- **STATED GOAL**
Copy out all of the material exactly as presented.

__________________________________________________

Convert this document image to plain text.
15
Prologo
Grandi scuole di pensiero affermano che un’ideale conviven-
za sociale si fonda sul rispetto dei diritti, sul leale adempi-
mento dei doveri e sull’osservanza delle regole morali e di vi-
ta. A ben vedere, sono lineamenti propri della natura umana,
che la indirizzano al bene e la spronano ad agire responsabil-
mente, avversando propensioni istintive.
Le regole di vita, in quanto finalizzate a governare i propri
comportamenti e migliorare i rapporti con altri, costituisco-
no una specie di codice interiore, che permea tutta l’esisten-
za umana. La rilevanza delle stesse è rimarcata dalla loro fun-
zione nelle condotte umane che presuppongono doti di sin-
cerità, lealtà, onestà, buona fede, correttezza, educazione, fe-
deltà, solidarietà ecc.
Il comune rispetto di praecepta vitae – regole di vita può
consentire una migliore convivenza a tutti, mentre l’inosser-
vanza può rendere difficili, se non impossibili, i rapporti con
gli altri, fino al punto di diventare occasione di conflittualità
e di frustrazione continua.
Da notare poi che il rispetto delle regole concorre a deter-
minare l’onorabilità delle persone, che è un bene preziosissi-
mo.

__________________________________________________

- **OUTPUT BELOW**
Convert this document image to plain text.
15
Prologo
Grandi scuole di pensiero affermano che un’ideale conviven-
za sociale si fonda sul rispetto dei diritti, sul leale adempi-
mento dei doveri e sull’osservanza delle regole morali e di vi-
ta. A ben vedere, sono lineamenti propri della natura umana,
che la indirizzano al bene e la spronano ad agire responsabil-
mente, avversando propensioni istintive.
Le regole di vita, in quanto finalizzate a governare i propri
comportamenti e migliorare i rapporti con altri, costituisco-
no una specie di codice interiore, che permea tutta l’esisten-
za umana. La rilevanza delle stesse è rimarcata dalla loro fun-
zione nelle condotte umane che presuppongono doti di sin-
cerità, lealtà, onestà, buona fede, correttezza, educazione, fe-
deltà, solidarietà ecc.
Il comune rispetto di praecepta vitae – regole di vita può
consentire una migliore convivenza a tutti, mentre l’inosser-
vanza può rendere difficili, se non impossibili, i rapporti con
gli altri, fino al punto di diventare occasione di conflittualità
e di frustrazione continua.
Da notare poi che il rispetto delle regole concorre a deter-
minare l’onorabilità delle persone, che è un bene preziosissi-
mo.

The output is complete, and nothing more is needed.